**Required task 1**: Translate this sentence from the movie classification text into Spanish: "We decided to use these three columns because they were numerical data, which are easier to analyze."
**Required task 2**: Pull out the part of the movie classification text from "### Visualizing the" to "chart (i.e., 5).", copying it word for word.

This table shows the number of observations in each category of the training data. 

In [None]:
set.seed(2019)
movies_count <- nrow(movies_train)
movies_train |>
  group_by(category) |>
  summarize(count = n())

### Plotting our Analysis

The relationship between variables and the category can be seen below, color coded by category. The first graph shows a somewhat positive relationship between votes and IMDb rating. The second graph lacks a clear association between run time and IMDb rating.

In [None]:
set.seed(2019)
options(repr.plot.height = 8, repr.plot.width = 20)
movies_plot_1 <- ggplot(changed_movies, aes(x = votes, y = imdb_rating))+
    geom_point(aes(color = category))+
    geom_ellipse()+
    ggtitle("Votes' affect on IMDB Rating color coded by Category") +
    labs(x = "Votes (millions)", y = "IMDB Rating (scale of 1 to 10)", color = "Cateory")+
    theme(text = element_text(size = 18))

movies_plot_2 <- ggplot(changed_movies, aes(x = run_time, y = imdb_rating))+
    geom_point(aes(color = category))+
    geom_ellipse()+
    ggtitle("Run Time's affect on IMDB Rating color coded by Category") +
    labs(x = "Run Time (minutes)", y = "IMDB Rating (scale of 1 to 10)", color = "Cateory")+
    theme(text = element_text(size = 18))

require(gridExtra)
grid.arrange(movies_plot_1, movies_plot_2, ncol=2)

# Methods

### Conducting the Analysis

Using KNN classification, we plan to use nearest neighbors to categorize observations into the appropriate CARA category given the *IMDb rating*, *run time*, and *votes*. We decided to use these three columns because they were numerical data, which are easier to analyze. The other numerical column, *year of release*, doesn't show a clear connection with the category of a movie. The columns *movie name* and *genre* are not numerical, which is harder to analyze. Given that the data is split into training and testing, we will then be able to test the accuracy of the model.

### Visualizing the Results

One way that we plan to visualize the results is by comparing the accuracy to the number of neighbors (K) to find the optimal quantity. We will do this by completing the following steps.

1. Setting up nearest neighbors and tuning them to the optimal amount.
2. Designing the recipe and using predictors through `step_scale` and `step_center`.
3. Utilizing `vfold_cv` and creating a neighbor’s sequence for it to increase by in the chart (i.e., 5).
4. Creating a workflow and including `collect_metrics()`.
5. Filtering the accuracy from the results with `.metric` and arranging them in descending order.

**Information supplied**:
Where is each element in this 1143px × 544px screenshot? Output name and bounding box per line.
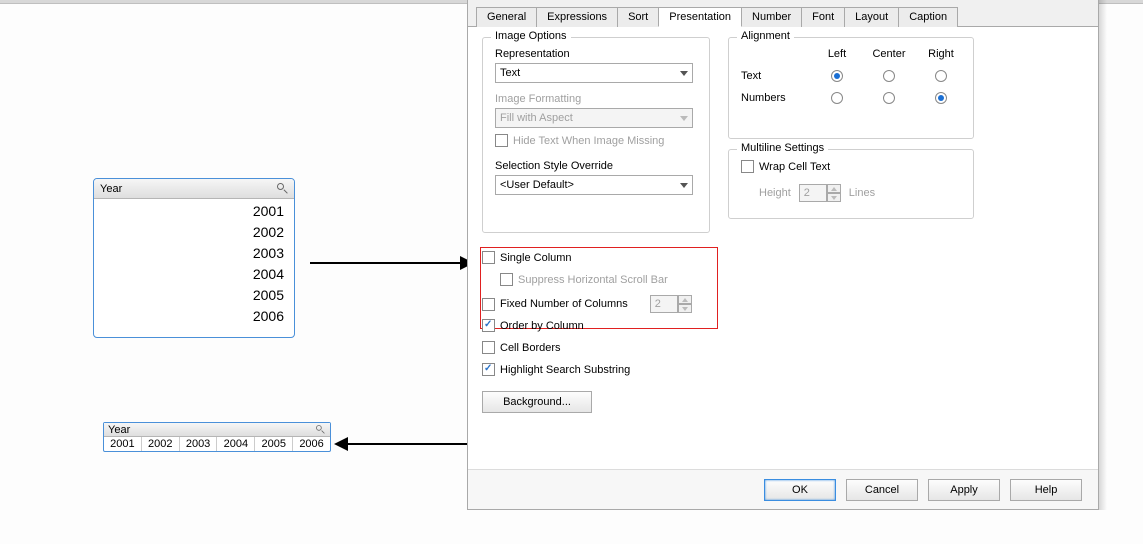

**Exercise solution 1**: Decidimos usar estas tres columnas porque eran datos numéricos, que son más fáciles de analizar.

**Exercise solution 2**:
### Visualizing the Results

One way that we plan to visualize the results is by comparing the accuracy to the number of neighbors (K) to find the optimal quantity. We will do this by completing the following steps.

1. Setting up nearest neighbors and tuning them to the optimal amount.
2. Designing the recipe and using predictors through `step_scale` and `step_center`.
3. Utilizing `vfold_cv` and creating a neighbor’s sequence for it to increase by in the chart (i.e., 5).